▶ Required task
Copy each line below exactly and leave the pictures out.

Saved data entries
========

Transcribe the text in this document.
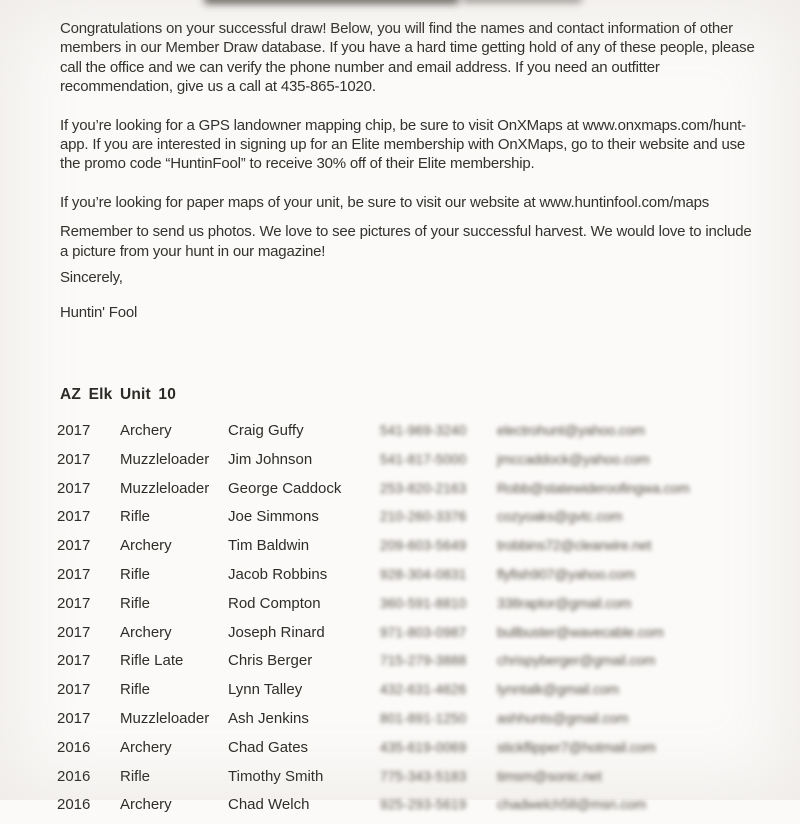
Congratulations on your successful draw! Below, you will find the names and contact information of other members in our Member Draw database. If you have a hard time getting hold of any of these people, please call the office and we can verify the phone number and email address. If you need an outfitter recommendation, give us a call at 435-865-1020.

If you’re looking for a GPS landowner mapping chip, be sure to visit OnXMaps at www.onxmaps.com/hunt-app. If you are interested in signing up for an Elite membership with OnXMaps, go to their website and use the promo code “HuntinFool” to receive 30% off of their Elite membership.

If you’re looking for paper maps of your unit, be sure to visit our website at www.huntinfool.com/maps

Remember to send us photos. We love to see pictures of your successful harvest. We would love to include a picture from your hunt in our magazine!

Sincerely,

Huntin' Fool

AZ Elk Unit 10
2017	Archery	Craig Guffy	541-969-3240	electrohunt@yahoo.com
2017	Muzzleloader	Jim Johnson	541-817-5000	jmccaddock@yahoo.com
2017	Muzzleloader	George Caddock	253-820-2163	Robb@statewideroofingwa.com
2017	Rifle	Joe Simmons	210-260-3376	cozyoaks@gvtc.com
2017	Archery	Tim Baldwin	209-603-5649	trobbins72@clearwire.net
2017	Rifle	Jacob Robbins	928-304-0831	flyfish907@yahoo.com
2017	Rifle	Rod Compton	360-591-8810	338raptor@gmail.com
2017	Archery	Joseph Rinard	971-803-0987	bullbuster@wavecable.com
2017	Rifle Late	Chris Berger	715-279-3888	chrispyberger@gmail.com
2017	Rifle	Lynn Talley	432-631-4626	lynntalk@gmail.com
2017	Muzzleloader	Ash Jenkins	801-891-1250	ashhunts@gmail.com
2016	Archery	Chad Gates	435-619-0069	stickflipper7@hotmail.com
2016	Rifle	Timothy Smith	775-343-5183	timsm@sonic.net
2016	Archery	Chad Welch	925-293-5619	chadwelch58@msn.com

========

▶ Correct response
Transcribe the text in this document.
Congratulations on your successful draw! Below, you will find the names and contact information of other members in our Member Draw database. If you have a hard time getting hold of any of these people, please call the office and we can verify the phone number and email address. If you need an outfitter recommendation, give us a call at 435-865-1020.

If you’re looking for a GPS landowner mapping chip, be sure to visit OnXMaps at www.onxmaps.com/hunt-app. If you are interested in signing up for an Elite membership with OnXMaps, go to their website and use the promo code “HuntinFool” to receive 30% off of their Elite membership.

If you’re looking for paper maps of your unit, be sure to visit our website at www.huntinfool.com/maps

Remember to send us photos. We love to see pictures of your successful harvest. We would love to include a picture from your hunt in our magazine!

Sincerely,

Huntin' Fool

AZ Elk Unit 10
2017	Archery	Craig Guffy	541-969-3240	electrohunt@yahoo.com
2017	Muzzleloader	Jim Johnson	541-817-5000	jmccaddock@yahoo.com
2017	Muzzleloader	George Caddock	253-820-2163	Robb@statewideroofingwa.com
2017	Rifle	Joe Simmons	210-260-3376	cozyoaks@gvtc.com
2017	Archery	Tim Baldwin	209-603-5649	trobbins72@clearwire.net
2017	Rifle	Jacob Robbins	928-304-0831	flyfish907@yahoo.com
2017	Rifle	Rod Compton	360-591-8810	338raptor@gmail.com
2017	Archery	Joseph Rinard	971-803-0987	bullbuster@wavecable.com
2017	Rifle Late	Chris Berger	715-279-3888	chrispyberger@gmail.com
2017	Rifle	Lynn Talley	432-631-4626	lynntalk@gmail.com
2017	Muzzleloader	Ash Jenkins	801-891-1250	ashhunts@gmail.com
2016	Archery	Chad Gates	435-619-0069	stickflipper7@hotmail.com
2016	Rifle	Timothy Smith	775-343-5183	timsm@sonic.net
2016	Archery	Chad Welch	925-293-5619	chadwelch58@msn.com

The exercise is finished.